▶ TASK PROMPT:
Count the lines in the records below that contain the string "swatch", and reply with the number alone.

(Extracted data entries)
────────────────────────────────────────
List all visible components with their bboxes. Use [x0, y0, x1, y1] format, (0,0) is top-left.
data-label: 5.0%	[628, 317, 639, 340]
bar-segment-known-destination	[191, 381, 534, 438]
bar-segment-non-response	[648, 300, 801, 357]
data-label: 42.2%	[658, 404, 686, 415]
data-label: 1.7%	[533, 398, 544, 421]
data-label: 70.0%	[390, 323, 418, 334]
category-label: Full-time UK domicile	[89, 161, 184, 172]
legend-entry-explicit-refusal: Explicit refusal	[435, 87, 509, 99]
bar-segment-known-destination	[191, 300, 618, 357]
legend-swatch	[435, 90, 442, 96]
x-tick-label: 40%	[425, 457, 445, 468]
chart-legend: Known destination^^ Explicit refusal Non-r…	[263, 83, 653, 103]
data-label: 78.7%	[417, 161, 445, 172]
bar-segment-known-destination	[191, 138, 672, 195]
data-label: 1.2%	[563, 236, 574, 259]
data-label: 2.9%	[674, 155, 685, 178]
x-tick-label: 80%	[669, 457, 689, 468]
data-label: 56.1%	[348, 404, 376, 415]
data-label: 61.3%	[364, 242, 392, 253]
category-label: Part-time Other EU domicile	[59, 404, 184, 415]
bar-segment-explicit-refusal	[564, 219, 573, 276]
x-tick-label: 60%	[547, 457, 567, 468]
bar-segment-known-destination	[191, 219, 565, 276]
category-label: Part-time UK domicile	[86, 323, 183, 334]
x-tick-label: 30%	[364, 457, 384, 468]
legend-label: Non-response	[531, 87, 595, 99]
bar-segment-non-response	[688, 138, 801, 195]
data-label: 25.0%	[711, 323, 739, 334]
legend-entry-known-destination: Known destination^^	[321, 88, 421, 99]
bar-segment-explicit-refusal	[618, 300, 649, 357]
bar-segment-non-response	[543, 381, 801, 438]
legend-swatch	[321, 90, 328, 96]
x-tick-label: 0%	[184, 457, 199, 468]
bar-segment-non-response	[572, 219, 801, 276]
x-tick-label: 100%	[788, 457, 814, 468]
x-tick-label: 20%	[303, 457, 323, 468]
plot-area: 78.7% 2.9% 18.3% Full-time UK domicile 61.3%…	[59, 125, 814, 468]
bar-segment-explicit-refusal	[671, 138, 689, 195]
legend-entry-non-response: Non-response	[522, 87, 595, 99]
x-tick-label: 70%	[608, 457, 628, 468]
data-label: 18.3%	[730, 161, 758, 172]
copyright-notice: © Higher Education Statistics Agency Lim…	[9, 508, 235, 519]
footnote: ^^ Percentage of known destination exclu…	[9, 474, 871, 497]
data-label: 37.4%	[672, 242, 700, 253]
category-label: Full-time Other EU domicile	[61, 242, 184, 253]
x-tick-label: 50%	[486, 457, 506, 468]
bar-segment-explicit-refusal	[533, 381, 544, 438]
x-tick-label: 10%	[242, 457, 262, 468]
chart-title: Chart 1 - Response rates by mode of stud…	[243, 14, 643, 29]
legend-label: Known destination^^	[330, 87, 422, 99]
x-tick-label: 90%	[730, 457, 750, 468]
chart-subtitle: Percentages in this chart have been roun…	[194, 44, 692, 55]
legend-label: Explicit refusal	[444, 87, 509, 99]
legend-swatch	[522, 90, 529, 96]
────────────────────────────────────────
▶ PROBLEM SOLUTION:
3